_Exercise prompt_:
In your copy, repeat the records exactly and leave out the pictures.

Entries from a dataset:
Begin

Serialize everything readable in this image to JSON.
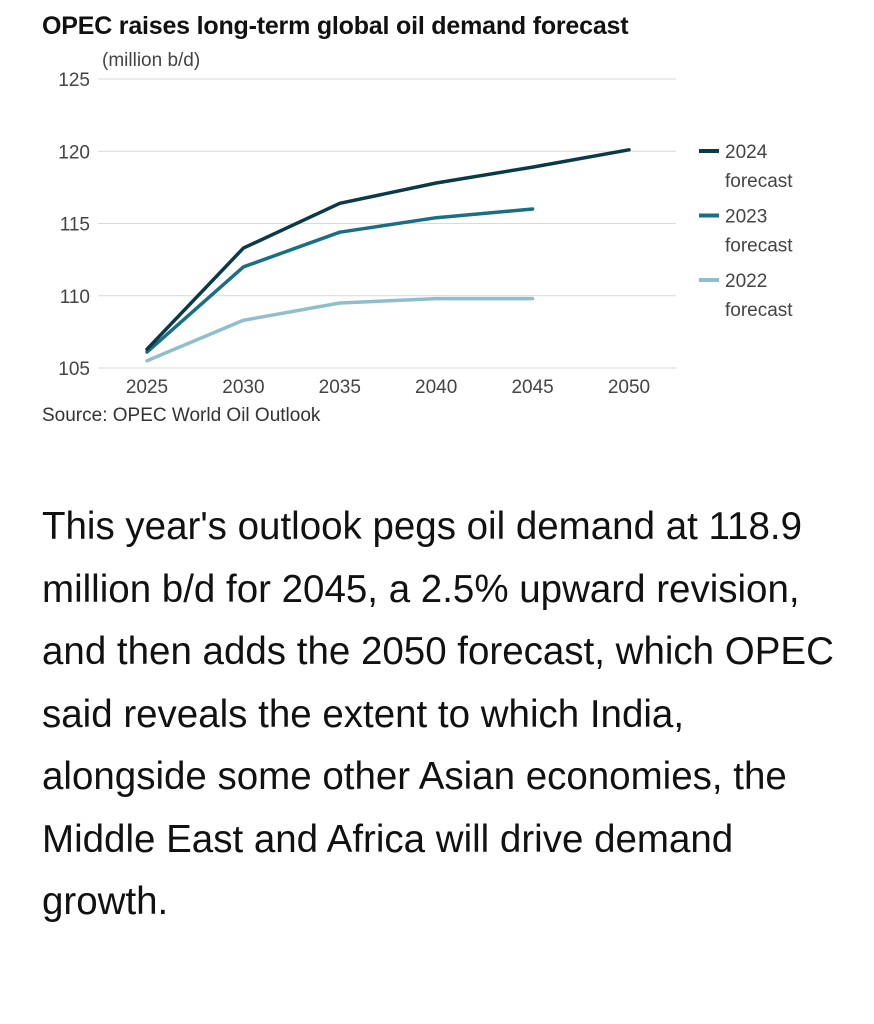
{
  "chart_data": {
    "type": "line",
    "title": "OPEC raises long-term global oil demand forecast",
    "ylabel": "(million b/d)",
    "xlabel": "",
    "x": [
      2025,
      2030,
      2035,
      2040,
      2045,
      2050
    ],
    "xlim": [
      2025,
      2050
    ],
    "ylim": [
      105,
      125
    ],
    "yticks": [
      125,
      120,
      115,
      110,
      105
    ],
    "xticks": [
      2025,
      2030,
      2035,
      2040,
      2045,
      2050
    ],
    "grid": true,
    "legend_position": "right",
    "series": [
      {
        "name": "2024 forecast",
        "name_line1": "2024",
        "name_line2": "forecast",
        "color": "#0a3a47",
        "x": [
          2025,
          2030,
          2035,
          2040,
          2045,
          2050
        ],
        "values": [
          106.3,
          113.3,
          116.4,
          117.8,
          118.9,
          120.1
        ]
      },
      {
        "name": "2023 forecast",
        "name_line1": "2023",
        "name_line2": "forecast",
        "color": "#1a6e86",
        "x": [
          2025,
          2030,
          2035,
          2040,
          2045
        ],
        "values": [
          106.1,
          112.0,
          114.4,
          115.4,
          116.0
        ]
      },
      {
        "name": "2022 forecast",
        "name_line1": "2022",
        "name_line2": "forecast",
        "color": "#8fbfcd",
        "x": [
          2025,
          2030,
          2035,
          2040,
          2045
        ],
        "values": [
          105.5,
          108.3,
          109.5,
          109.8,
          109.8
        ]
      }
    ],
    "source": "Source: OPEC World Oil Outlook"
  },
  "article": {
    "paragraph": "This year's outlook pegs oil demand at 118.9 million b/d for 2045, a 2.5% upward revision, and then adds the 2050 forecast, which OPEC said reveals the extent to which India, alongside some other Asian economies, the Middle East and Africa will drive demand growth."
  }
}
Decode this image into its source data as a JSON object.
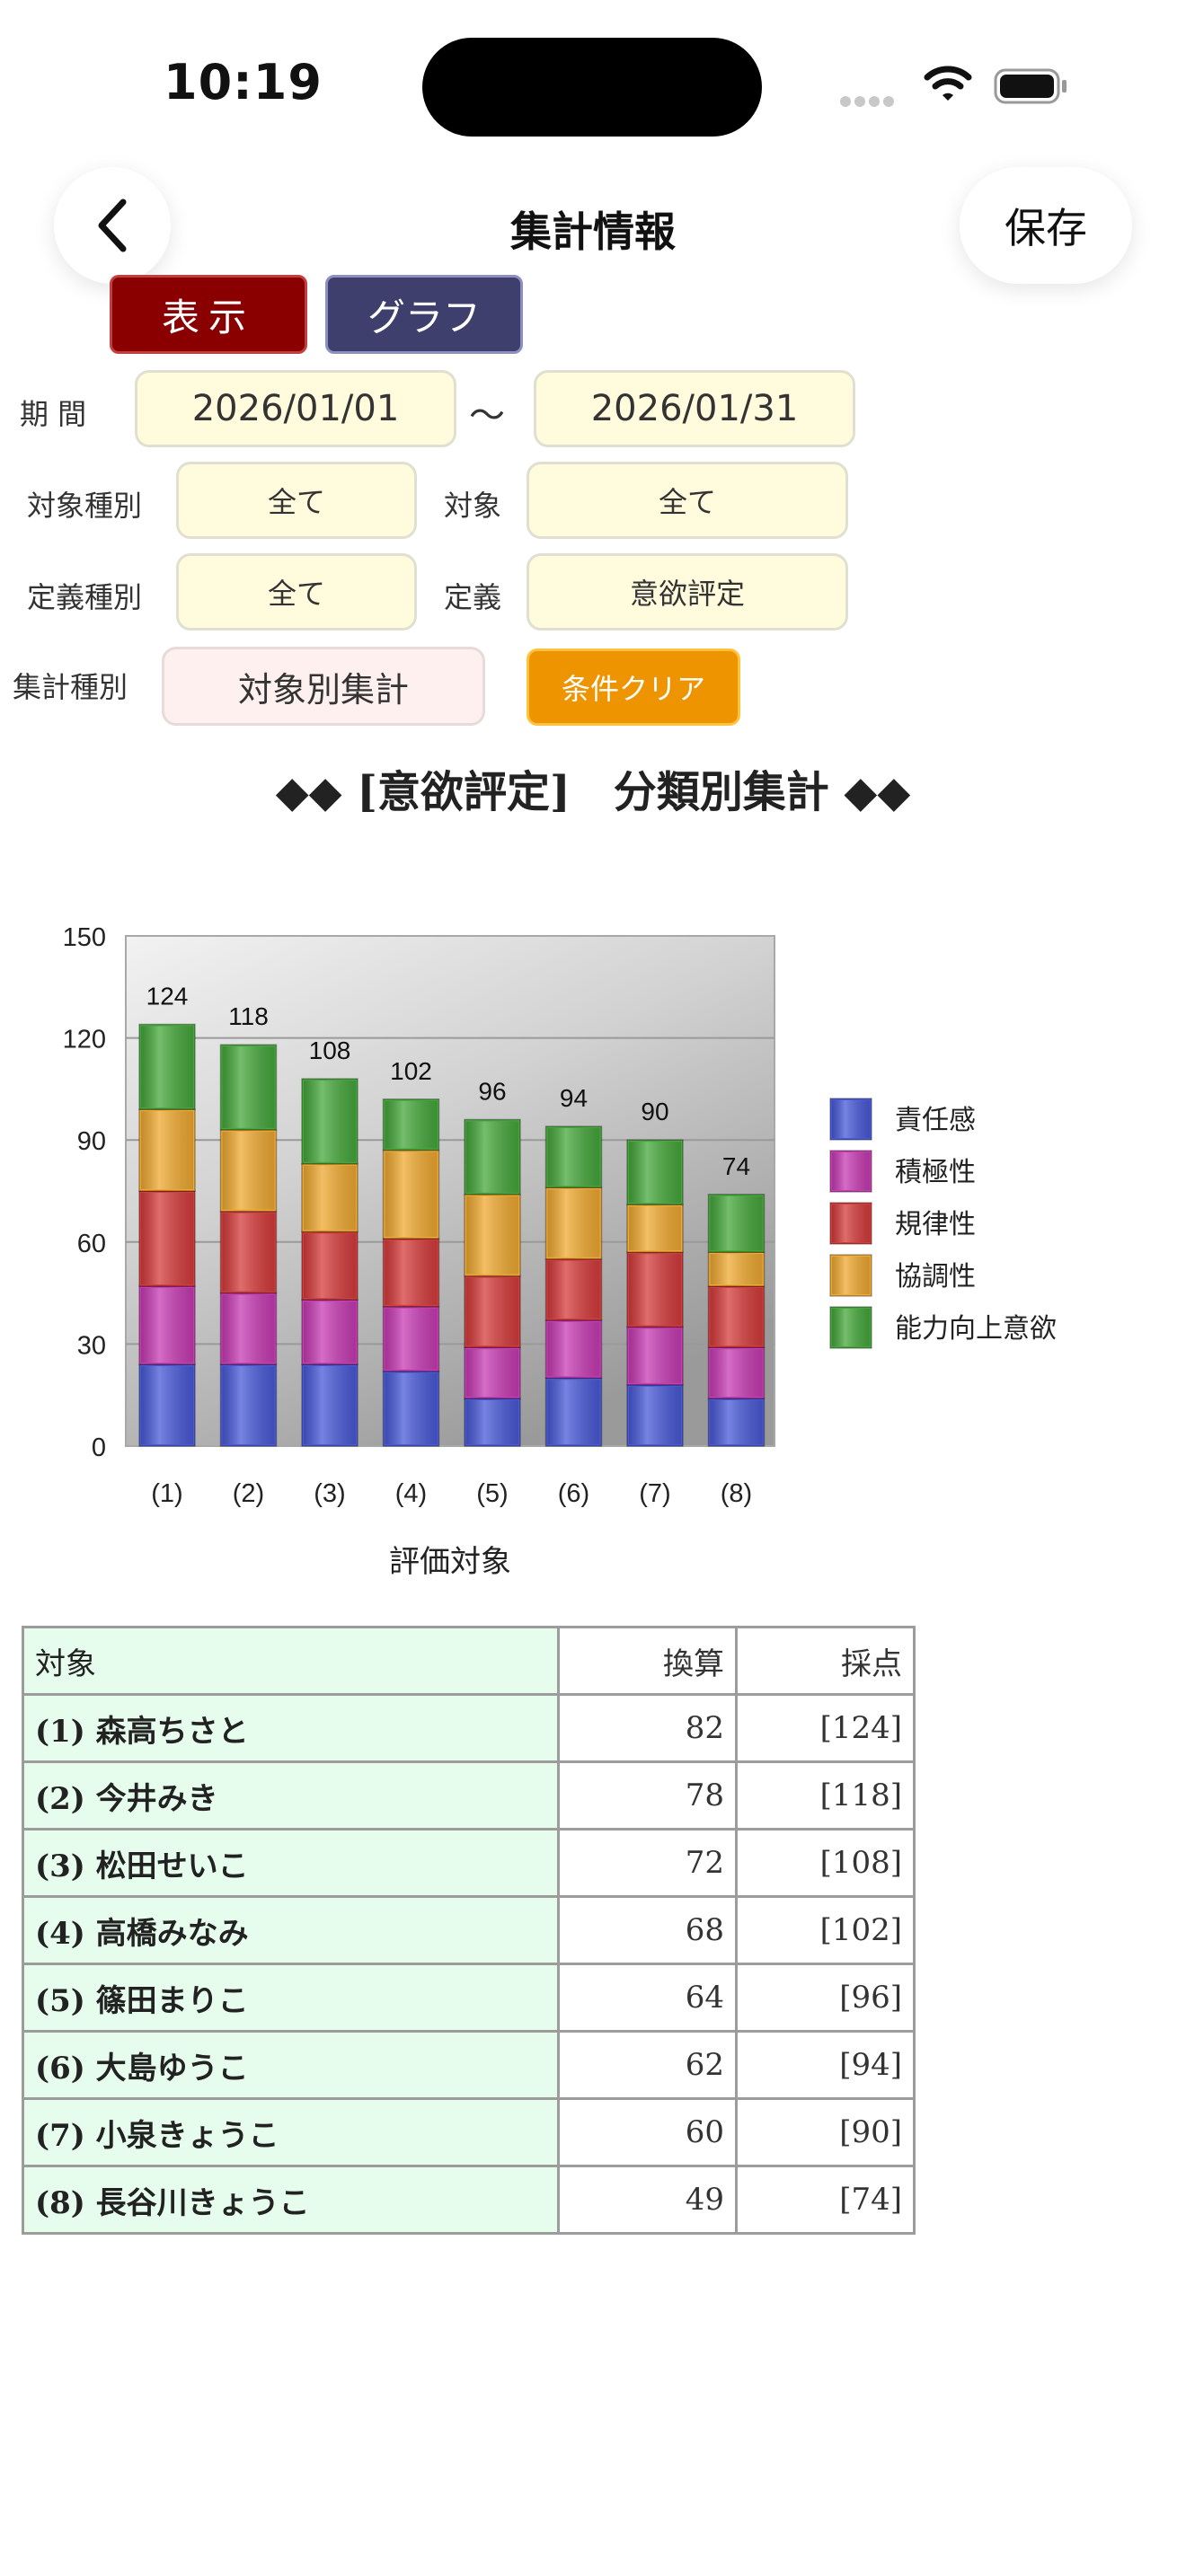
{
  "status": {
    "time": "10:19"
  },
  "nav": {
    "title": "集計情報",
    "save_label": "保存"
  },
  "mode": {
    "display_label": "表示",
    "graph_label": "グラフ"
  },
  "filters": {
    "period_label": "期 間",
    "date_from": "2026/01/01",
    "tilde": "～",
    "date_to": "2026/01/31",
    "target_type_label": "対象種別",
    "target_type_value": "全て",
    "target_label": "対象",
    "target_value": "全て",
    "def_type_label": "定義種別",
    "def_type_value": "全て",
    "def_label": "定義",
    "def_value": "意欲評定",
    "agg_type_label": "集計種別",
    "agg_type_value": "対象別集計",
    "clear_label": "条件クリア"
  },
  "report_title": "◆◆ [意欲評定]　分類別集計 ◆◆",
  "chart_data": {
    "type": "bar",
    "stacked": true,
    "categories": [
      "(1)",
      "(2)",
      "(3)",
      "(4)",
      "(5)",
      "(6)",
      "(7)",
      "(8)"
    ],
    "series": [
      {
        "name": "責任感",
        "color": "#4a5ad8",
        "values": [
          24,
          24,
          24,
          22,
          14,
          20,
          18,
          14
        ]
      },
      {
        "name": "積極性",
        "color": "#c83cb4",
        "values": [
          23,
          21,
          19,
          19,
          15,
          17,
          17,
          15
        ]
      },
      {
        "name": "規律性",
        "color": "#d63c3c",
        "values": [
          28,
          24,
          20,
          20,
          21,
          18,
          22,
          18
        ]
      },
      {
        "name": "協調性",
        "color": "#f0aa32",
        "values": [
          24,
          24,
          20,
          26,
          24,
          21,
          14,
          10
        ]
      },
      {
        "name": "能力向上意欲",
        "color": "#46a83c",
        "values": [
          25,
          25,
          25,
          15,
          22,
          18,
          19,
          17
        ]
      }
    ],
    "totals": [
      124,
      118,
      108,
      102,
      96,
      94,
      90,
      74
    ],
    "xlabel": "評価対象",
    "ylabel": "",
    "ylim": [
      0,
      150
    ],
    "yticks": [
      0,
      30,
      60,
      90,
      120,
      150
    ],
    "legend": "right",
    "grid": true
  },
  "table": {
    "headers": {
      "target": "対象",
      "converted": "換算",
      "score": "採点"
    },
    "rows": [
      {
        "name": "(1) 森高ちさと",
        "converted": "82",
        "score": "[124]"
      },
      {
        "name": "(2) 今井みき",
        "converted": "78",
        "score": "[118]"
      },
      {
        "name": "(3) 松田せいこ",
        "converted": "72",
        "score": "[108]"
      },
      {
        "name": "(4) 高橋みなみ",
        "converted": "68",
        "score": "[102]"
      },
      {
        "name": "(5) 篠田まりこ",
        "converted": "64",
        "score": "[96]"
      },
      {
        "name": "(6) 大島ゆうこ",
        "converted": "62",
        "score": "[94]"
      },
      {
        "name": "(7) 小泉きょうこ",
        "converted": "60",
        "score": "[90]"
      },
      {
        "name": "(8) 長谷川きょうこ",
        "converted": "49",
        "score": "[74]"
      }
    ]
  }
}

End

_In response_:
Serialize everything readable in this image to JSON.
{
  "chart_data": {
    "type": "line",
    "title": "OPEC raises long-term global oil demand forecast",
    "ylabel": "(million b/d)",
    "xlabel": "",
    "x": [
      2025,
      2030,
      2035,
      2040,
      2045,
      2050
    ],
    "xlim": [
      2025,
      2050
    ],
    "ylim": [
      105,
      125
    ],
    "yticks": [
      125,
      120,
      115,
      110,
      105
    ],
    "xticks": [
      2025,
      2030,
      2035,
      2040,
      2045,
      2050
    ],
    "grid": true,
    "legend_position": "right",
    "series": [
      {
        "name": "2024 forecast",
        "name_line1": "2024",
        "name_line2": "forecast",
        "color": "#0a3a47",
        "x": [
          2025,
          2030,
          2035,
          2040,
          2045,
          2050
        ],
        "values": [
          106.3,
          113.3,
          116.4,
          117.8,
          118.9,
          120.1
        ]
      },
      {
        "name": "2023 forecast",
        "name_line1": "2023",
        "name_line2": "forecast",
        "color": "#1a6e86",
        "x": [
          2025,
          2030,
          2035,
          2040,
          2045
        ],
        "values": [
          106.1,
          112.0,
          114.4,
          115.4,
          116.0
        ]
      },
      {
        "name": "2022 forecast",
        "name_line1": "2022",
        "name_line2": "forecast",
        "color": "#8fbfcd",
        "x": [
          2025,
          2030,
          2035,
          2040,
          2045
        ],
        "values": [
          105.5,
          108.3,
          109.5,
          109.8,
          109.8
        ]
      }
    ],
    "source": "Source: OPEC World Oil Outlook"
  },
  "article": {
    "paragraph": "This year's outlook pegs oil demand at 118.9 million b/d for 2045, a 2.5% upward revision, and then adds the 2050 forecast, which OPEC said reveals the extent to which India, alongside some other Asian economies, the Middle East and Africa will drive demand growth."
  }
}
Decode this image into its source data as a JSON object.
{
  "status": {
    "time": "10:19"
  },
  "nav": {
    "title": "集計情報",
    "save_label": "保存"
  },
  "mode": {
    "display_label": "表示",
    "graph_label": "グラフ"
  },
  "filters": {
    "period_label": "期 間",
    "date_from": "2026/01/01",
    "tilde": "～",
    "date_to": "2026/01/31",
    "target_type_label": "対象種別",
    "target_type_value": "全て",
    "target_label": "対象",
    "target_value": "全て",
    "def_type_label": "定義種別",
    "def_type_value": "全て",
    "def_label": "定義",
    "def_value": "意欲評定",
    "agg_type_label": "集計種別",
    "agg_type_value": "対象別集計",
    "clear_label": "条件クリア"
  },
  "report_title": "◆◆ [意欲評定]　分類別集計 ◆◆",
  "chart_data": {
    "type": "bar",
    "stacked": true,
    "categories": [
      "(1)",
      "(2)",
      "(3)",
      "(4)",
      "(5)",
      "(6)",
      "(7)",
      "(8)"
    ],
    "series": [
      {
        "name": "責任感",
        "color": "#4a5ad8",
        "values": [
          24,
          24,
          24,
          22,
          14,
          20,
          18,
          14
        ]
      },
      {
        "name": "積極性",
        "color": "#c83cb4",
        "values": [
          23,
          21,
          19,
          19,
          15,
          17,
          17,
          15
        ]
      },
      {
        "name": "規律性",
        "color": "#d63c3c",
        "values": [
          28,
          24,
          20,
          20,
          21,
          18,
          22,
          18
        ]
      },
      {
        "name": "協調性",
        "color": "#f0aa32",
        "values": [
          24,
          24,
          20,
          26,
          24,
          21,
          14,
          10
        ]
      },
      {
        "name": "能力向上意欲",
        "color": "#46a83c",
        "values": [
          25,
          25,
          25,
          15,
          22,
          18,
          19,
          17
        ]
      }
    ],
    "totals": [
      124,
      118,
      108,
      102,
      96,
      94,
      90,
      74
    ],
    "xlabel": "評価対象",
    "ylabel": "",
    "ylim": [
      0,
      150
    ],
    "yticks": [
      0,
      30,
      60,
      90,
      120,
      150
    ],
    "legend": "right",
    "grid": true
  },
  "table": {
    "headers": {
      "target": "対象",
      "converted": "換算",
      "score": "採点"
    },
    "rows": [
      {
        "name": "(1) 森高ちさと",
        "converted": "82",
        "score": "[124]"
      },
      {
        "name": "(2) 今井みき",
        "converted": "78",
        "score": "[118]"
      },
      {
        "name": "(3) 松田せいこ",
        "converted": "72",
        "score": "[108]"
      },
      {
        "name": "(4) 高橋みなみ",
        "converted": "68",
        "score": "[102]"
      },
      {
        "name": "(5) 篠田まりこ",
        "converted": "64",
        "score": "[96]"
      },
      {
        "name": "(6) 大島ゆうこ",
        "converted": "62",
        "score": "[94]"
      },
      {
        "name": "(7) 小泉きょうこ",
        "converted": "60",
        "score": "[90]"
      },
      {
        "name": "(8) 長谷川きょうこ",
        "converted": "49",
        "score": "[74]"
      }
    ]
  }
}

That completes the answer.